Identify the lines bearing the string "treatment" and gather them.
________________________________________
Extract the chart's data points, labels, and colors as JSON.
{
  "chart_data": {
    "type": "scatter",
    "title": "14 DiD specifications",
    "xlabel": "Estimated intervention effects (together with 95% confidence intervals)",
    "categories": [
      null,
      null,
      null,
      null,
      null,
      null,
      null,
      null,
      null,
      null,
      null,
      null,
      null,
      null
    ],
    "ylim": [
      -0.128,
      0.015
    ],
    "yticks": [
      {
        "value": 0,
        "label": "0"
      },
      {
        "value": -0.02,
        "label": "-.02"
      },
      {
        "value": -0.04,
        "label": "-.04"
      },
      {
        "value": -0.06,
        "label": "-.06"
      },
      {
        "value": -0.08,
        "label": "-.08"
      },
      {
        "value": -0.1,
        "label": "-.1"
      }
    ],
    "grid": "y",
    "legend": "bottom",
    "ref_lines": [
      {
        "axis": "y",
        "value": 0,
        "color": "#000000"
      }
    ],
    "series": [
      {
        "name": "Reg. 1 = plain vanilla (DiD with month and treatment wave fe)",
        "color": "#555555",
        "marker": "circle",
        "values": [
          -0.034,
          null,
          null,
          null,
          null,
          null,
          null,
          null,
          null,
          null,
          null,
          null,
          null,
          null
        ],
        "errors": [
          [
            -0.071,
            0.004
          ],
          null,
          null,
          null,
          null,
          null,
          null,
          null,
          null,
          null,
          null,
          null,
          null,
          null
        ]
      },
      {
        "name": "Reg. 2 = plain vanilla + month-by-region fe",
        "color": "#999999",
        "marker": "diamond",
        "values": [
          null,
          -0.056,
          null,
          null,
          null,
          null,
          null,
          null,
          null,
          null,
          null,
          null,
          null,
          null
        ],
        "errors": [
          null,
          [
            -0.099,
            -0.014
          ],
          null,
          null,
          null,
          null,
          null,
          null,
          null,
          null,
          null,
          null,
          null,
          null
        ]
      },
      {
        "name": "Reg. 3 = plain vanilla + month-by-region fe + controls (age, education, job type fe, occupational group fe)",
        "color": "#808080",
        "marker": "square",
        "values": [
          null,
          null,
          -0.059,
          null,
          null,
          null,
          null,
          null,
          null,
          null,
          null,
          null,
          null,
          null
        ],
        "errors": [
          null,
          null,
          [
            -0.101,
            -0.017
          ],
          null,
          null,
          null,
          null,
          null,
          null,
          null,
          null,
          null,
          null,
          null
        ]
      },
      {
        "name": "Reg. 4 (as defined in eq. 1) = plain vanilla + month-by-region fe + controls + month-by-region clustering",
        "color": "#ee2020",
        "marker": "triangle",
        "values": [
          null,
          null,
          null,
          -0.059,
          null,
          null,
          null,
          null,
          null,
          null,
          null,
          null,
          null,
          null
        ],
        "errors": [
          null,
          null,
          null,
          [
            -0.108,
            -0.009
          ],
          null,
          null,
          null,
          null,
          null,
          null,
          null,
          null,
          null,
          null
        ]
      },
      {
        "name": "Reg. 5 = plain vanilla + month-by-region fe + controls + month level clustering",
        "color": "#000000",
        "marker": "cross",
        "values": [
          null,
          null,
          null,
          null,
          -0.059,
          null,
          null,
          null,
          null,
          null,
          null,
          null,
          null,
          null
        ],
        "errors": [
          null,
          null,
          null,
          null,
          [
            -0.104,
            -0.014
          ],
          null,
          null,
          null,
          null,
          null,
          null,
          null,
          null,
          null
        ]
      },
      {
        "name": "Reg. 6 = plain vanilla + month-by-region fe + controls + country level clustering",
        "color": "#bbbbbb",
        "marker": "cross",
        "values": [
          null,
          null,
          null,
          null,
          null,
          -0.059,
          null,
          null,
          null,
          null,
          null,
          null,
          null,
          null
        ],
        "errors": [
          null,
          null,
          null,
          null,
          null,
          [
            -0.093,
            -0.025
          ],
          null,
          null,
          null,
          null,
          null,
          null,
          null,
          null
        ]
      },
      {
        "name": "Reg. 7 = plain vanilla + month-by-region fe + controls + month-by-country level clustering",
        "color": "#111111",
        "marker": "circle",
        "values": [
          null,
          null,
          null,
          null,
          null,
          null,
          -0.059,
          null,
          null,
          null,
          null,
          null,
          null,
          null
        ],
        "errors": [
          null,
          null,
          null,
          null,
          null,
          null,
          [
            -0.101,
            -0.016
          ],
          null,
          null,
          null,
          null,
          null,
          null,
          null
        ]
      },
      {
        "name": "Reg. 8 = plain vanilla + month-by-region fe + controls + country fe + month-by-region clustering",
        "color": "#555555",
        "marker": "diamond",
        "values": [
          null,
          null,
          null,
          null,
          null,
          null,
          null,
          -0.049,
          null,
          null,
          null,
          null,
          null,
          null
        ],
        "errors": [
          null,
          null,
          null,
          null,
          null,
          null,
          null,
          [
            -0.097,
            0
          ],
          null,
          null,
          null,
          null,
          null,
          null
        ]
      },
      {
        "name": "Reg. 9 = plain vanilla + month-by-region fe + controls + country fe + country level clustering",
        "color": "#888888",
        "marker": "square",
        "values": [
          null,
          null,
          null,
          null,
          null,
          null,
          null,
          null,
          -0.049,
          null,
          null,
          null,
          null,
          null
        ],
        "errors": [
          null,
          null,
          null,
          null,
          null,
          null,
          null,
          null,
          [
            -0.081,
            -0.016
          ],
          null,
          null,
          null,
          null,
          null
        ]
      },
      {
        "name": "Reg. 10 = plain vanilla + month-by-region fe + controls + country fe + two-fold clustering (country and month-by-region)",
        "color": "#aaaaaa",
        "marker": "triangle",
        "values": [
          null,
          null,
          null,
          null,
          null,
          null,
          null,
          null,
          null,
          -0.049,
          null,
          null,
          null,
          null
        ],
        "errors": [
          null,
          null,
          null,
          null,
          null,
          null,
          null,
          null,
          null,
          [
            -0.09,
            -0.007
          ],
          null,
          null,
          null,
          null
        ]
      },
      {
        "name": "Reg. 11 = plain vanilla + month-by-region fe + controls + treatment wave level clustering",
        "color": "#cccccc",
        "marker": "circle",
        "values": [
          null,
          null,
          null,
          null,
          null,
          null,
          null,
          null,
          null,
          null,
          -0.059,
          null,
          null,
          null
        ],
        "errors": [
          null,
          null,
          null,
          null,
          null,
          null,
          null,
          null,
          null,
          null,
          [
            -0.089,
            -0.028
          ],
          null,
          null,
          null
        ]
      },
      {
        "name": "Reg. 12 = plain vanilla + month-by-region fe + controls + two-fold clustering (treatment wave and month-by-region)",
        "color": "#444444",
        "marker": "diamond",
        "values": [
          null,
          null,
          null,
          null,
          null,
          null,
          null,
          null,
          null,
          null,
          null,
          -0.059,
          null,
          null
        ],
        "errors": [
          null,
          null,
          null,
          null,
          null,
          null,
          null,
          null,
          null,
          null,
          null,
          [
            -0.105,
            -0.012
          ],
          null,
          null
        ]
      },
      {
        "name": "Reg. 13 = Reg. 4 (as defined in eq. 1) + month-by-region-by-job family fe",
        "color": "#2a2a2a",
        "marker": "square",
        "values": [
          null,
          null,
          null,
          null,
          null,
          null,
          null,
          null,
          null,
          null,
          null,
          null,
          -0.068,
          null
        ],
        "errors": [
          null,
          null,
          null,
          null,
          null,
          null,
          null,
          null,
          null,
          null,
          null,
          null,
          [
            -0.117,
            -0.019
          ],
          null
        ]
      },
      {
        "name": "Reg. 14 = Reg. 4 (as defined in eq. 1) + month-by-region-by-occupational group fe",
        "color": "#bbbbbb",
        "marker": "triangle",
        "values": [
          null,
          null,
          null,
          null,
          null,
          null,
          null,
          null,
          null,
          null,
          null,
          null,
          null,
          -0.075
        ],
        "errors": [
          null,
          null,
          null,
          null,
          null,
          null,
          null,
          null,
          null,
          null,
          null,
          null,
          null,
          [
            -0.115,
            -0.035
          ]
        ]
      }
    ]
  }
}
________________________________________
### REPLY TO THE TASK
        "name": "Reg. 1 = plain vanilla (DiD with month and treatment wave fe)",
        "name": "Reg. 11 = plain vanilla + month-by-region fe + controls + treatment wave level clustering",
        "name": "Reg. 12 = plain vanilla + month-by-region fe + controls + two-fold clustering (treatment wave and month-by-region)",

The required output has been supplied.